* EXERCISE REQUIREMENTS *
Extract each line bearing the word "нити".

* RECORDS SUPPLIED *
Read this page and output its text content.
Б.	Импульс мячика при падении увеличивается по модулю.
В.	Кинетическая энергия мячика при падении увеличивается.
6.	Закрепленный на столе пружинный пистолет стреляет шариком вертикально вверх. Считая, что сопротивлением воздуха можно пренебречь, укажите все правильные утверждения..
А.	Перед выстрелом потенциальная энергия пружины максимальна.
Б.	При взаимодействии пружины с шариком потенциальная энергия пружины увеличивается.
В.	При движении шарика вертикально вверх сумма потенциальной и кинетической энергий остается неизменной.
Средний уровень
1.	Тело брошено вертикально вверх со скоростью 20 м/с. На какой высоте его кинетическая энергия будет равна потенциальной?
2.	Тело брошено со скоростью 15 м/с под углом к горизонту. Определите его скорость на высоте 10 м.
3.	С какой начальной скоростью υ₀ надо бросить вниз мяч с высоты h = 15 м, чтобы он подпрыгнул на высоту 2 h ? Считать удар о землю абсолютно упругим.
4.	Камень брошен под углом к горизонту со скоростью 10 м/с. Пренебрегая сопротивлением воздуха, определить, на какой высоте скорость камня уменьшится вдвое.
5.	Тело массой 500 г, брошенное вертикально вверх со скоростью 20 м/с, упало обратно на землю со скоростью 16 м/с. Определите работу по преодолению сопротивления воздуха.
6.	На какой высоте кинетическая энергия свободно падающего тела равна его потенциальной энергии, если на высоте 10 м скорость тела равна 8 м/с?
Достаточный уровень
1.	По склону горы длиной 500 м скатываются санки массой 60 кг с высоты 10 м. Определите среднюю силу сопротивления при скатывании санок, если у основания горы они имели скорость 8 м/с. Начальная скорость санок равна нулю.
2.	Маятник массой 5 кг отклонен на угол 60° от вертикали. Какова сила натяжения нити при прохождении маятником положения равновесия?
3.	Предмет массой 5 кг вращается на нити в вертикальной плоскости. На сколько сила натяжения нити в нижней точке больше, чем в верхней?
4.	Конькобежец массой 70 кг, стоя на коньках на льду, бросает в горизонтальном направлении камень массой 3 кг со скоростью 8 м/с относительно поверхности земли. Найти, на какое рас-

* THE SOLUTION *
2.	Маятник массой 5 кг отклонен на угол 60° от вертикали. Какова сила натяжения нити при прохождении маятником положения равновесия?
3.	Предмет массой 5 кг вращается на нити в вертикальной плоскости. На сколько сила натяжения нити в нижней точке больше, чем в верхней?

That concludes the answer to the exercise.